(Data excerpts)

○ ○ ○ ○

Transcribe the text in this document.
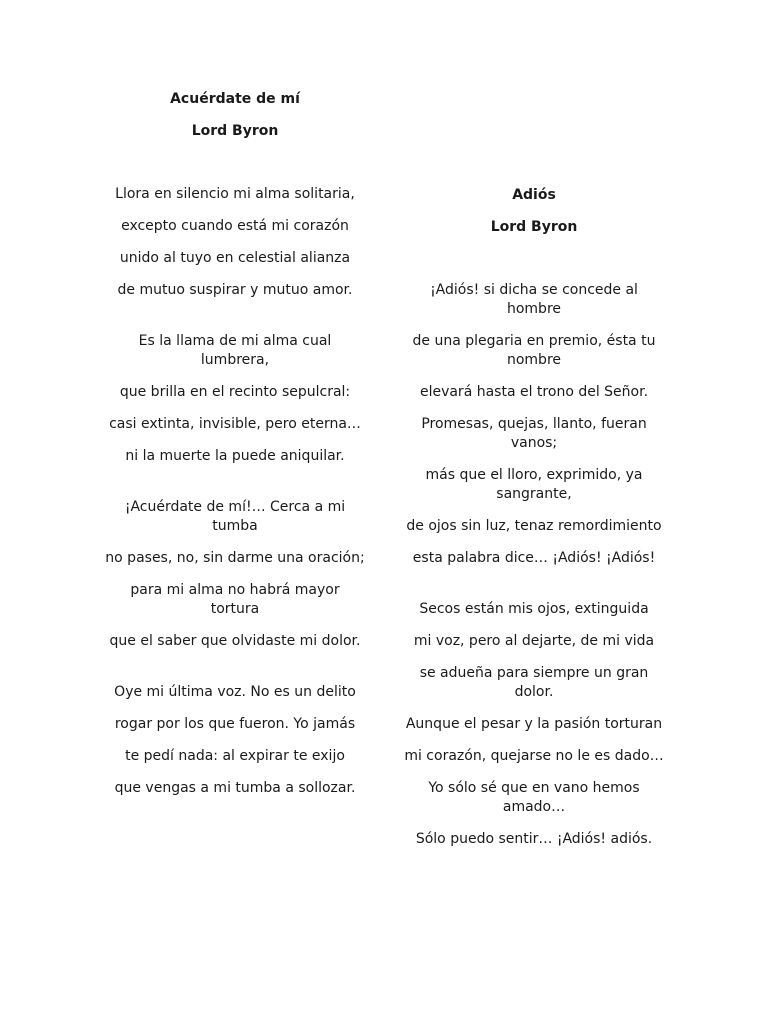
Acuérdate de mí
Lord Byron
Llora en silencio mi alma solitaria,
excepto cuando está mi corazón
unido al tuyo en celestial alianza
de mutuo suspirar y mutuo amor.
Es la llama de mi alma cual lumbrera,
que brilla en el recinto sepulcral:
casi extinta, invisible, pero eterna…
ni la muerte la puede aniquilar.
¡Acuérdate de mí!… Cerca a mi tumba
no pases, no, sin darme una oración;
para mi alma no habrá mayor tortura
que el saber que olvidaste mi dolor.
Oye mi última voz. No es un delito
rogar por los que fueron. Yo jamás
te pedí nada: al expirar te exijo
que vengas a mi tumba a sollozar.
Adiós
Lord Byron
¡Adiós! si dicha se concede al hombre
de una plegaria en premio, ésta tu nombre
elevará hasta el trono del Señor.
Promesas, quejas, llanto, fueran vanos;
más que el lloro, exprimido, ya sangrante,
de ojos sin luz, tenaz remordimiento
esta palabra dice… ¡Adiós! ¡Adiós!
Secos están mis ojos, extinguida
mi voz, pero al dejarte, de mi vida
se adueña para siempre un gran dolor.
Aunque el pesar y la pasión torturan
mi corazón, quejarse no le es dado…
Yo sólo sé que en vano hemos amado…
Sólo puedo sentir… ¡Adiós! adiós.
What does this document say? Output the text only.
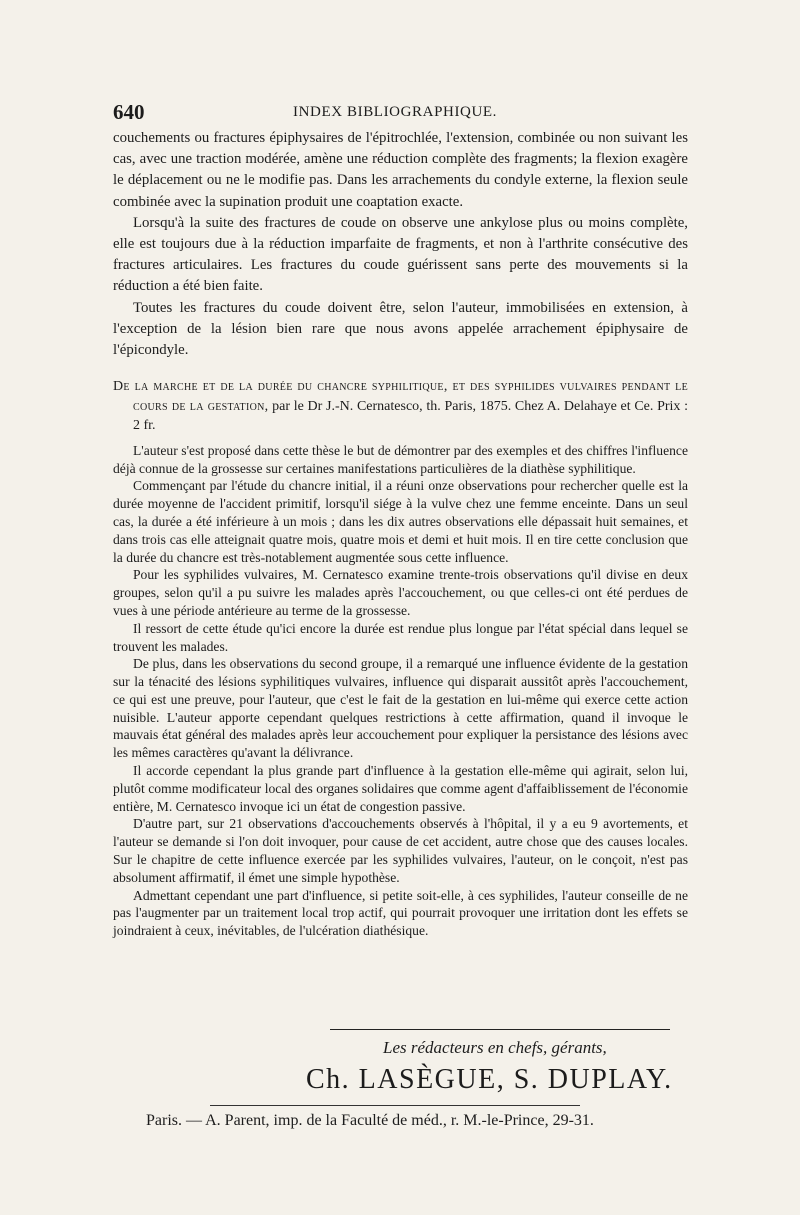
640	INDEX BIBLIOGRAPHIQUE.

couchements ou fractures épiphysaires de l'épitrochlée, l'extension, combinée ou non suivant les cas, avec une traction modérée, amène une réduction complète des fragments; la flexion exagère le déplacement ou ne le modifie pas. Dans les arrachements du condyle externe, la flexion seule combinée avec la supination produit une coaptation exacte.

Lorsqu'à la suite des fractures de coude on observe une ankylose plus ou moins complète, elle est toujours due à la réduction imparfaite de fragments, et non à l'arthrite consécutive des fractures articulaires. Les fractures du coude guérissent sans perte des mouvements si la réduction a été bien faite.

Toutes les fractures du coude doivent être, selon l'auteur, immobilisées en extension, à l'exception de la lésion bien rare que nous avons appelée arrachement épiphysaire de l'épicondyle.

De la marche et de la durée du chancre syphilitique, et des syphilides vulvaires pendant le cours de la gestation, par le Dr J.-N. Cernatesco, th. Paris, 1875. Chez A. Delahaye et Ce. Prix : 2 fr.

L'auteur s'est proposé dans cette thèse le but de démontrer par des exemples et des chiffres l'influence déjà connue de la grossesse sur certaines manifestations particulières de la diathèse syphilitique.

Commençant par l'étude du chancre initial, il a réuni onze observations pour rechercher quelle est la durée moyenne de l'accident primitif, lorsqu'il siége à la vulve chez une femme enceinte. Dans un seul cas, la durée a été inférieure à un mois ; dans les dix autres observations elle dépassait huit semaines, et dans trois cas elle atteignait quatre mois, quatre mois et demi et huit mois. Il en tire cette conclusion que la durée du chancre est très-notablement augmentée sous cette influence.

Pour les syphilides vulvaires, M. Cernatesco examine trente-trois observations qu'il divise en deux groupes, selon qu'il a pu suivre les malades après l'accouchement, ou que celles-ci ont été perdues de vues à une période antérieure au terme de la grossesse.

Il ressort de cette étude qu'ici encore la durée est rendue plus longue par l'état spécial dans lequel se trouvent les malades.

De plus, dans les observations du second groupe, il a remarqué une influence évidente de la gestation sur la ténacité des lésions syphilitiques vulvaires, influence qui disparait aussitôt après l'accouchement, ce qui est une preuve, pour l'auteur, que c'est le fait de la gestation en lui-même qui exerce cette action nuisible. L'auteur apporte cependant quelques restrictions à cette affirmation, quand il invoque le mauvais état général des malades après leur accouchement pour expliquer la persistance des lésions avec les mêmes caractères qu'avant la délivrance.

Il accorde cependant la plus grande part d'influence à la gestation elle-même qui agirait, selon lui, plutôt comme modificateur local des organes solidaires que comme agent d'affaiblissement de l'économie entière, M. Cernatesco invoque ici un état de congestion passive.

D'autre part, sur 21 observations d'accouchements observés à l'hôpital, il y a eu 9 avortements, et l'auteur se demande si l'on doit invoquer, pour cause de cet accident, autre chose que des causes locales. Sur le chapitre de cette influence exercée par les syphilides vulvaires, l'auteur, on le conçoit, n'est pas absolument affirmatif, il émet une simple hypothèse.

Admettant cependant une part d'influence, si petite soit-elle, à ces syphilides, l'auteur conseille de ne pas l'augmenter par un traitement local trop actif, qui pourrait provoquer une irritation dont les effets se joindraient à ceux, inévitables, de l'ulcération diathésique.

Les rédacteurs en chefs, gérants,
Ch. LASÈGUE, S. DUPLAY.
Paris. — A. Parent, imp. de la Faculté de méd., r. M.-le-Prince, 29-31.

○ ○ ○ ○

JOB —
From the entries above, copy out every line where the string "corazón" appears.

COMPLETE RESPONSE —
excepto cuando está mi corazón
mi corazón, quejarse no le es dado…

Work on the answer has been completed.